• **WHAT THE EXERCISE ASKS**
Everything in the listing should be restated word for word.

┄┄┄┄┄┄

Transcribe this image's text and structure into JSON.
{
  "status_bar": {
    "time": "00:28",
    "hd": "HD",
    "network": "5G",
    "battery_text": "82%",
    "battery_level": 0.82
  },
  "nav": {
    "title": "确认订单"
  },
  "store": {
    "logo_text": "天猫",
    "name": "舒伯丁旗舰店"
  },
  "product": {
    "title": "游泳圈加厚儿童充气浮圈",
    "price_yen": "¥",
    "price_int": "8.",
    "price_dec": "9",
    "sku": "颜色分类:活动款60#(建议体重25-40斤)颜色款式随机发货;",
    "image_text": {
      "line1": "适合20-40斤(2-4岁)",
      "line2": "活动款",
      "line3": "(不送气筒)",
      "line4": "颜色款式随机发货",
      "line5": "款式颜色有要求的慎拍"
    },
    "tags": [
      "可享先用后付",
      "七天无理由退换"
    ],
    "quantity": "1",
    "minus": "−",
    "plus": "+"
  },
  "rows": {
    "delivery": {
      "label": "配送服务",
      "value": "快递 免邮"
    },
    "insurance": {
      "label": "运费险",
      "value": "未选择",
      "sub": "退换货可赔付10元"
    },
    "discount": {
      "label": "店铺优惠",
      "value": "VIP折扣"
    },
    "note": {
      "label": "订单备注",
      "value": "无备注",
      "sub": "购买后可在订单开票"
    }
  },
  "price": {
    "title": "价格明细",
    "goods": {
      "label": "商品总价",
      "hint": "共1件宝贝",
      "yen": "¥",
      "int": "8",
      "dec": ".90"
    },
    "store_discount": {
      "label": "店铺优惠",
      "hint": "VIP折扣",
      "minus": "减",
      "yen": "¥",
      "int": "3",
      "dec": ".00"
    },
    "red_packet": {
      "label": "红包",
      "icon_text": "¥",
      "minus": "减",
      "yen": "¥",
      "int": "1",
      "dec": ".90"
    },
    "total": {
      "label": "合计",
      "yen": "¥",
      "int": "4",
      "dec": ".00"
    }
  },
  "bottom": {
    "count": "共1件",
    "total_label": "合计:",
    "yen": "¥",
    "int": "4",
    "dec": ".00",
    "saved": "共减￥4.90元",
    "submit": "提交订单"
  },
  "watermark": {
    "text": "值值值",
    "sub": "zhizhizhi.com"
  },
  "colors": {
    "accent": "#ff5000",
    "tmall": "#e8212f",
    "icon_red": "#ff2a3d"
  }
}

┄┄┄┄┄┄

• **ANSWER TO THE EXERCISE**
Transcribe this image's text and structure into JSON.
{
  "status_bar": {
    "time": "00:28",
    "hd": "HD",
    "network": "5G",
    "battery_text": "82%",
    "battery_level": 0.82
  },
  "nav": {
    "title": "确认订单"
  },
  "store": {
    "logo_text": "天猫",
    "name": "舒伯丁旗舰店"
  },
  "product": {
    "title": "游泳圈加厚儿童充气浮圈",
    "price_yen": "¥",
    "price_int": "8.",
    "price_dec": "9",
    "sku": "颜色分类:活动款60#(建议体重25-40斤)颜色款式随机发货;",
    "image_text": {
      "line1": "适合20-40斤(2-4岁)",
      "line2": "活动款",
      "line3": "(不送气筒)",
      "line4": "颜色款式随机发货",
      "line5": "款式颜色有要求的慎拍"
    },
    "tags": [
      "可享先用后付",
      "七天无理由退换"
    ],
    "quantity": "1",
    "minus": "−",
    "plus": "+"
  },
  "rows": {
    "delivery": {
      "label": "配送服务",
      "value": "快递 免邮"
    },
    "insurance": {
      "label": "运费险",
      "value": "未选择",
      "sub": "退换货可赔付10元"
    },
    "discount": {
      "label": "店铺优惠",
      "value": "VIP折扣"
    },
    "note": {
      "label": "订单备注",
      "value": "无备注",
      "sub": "购买后可在订单开票"
    }
  },
  "price": {
    "title": "价格明细",
    "goods": {
      "label": "商品总价",
      "hint": "共1件宝贝",
      "yen": "¥",
      "int": "8",
      "dec": ".90"
    },
    "store_discount": {
      "label": "店铺优惠",
      "hint": "VIP折扣",
      "minus": "减",
      "yen": "¥",
      "int": "3",
      "dec": ".00"
    },
    "red_packet": {
      "label": "红包",
      "icon_text": "¥",
      "minus": "减",
      "yen": "¥",
      "int": "1",
      "dec": ".90"
    },
    "total": {
      "label": "合计",
      "yen": "¥",
      "int": "4",
      "dec": ".00"
    }
  },
  "bottom": {
    "count": "共1件",
    "total_label": "合计:",
    "yen": "¥",
    "int": "4",
    "dec": ".00",
    "saved": "共减￥4.90元",
    "submit": "提交订单"
  },
  "watermark": {
    "text": "值值值",
    "sub": "zhizhizhi.com"
  },
  "colors": {
    "accent": "#ff5000",
    "tmall": "#e8212f",
    "icon_red": "#ff2a3d"
  }
}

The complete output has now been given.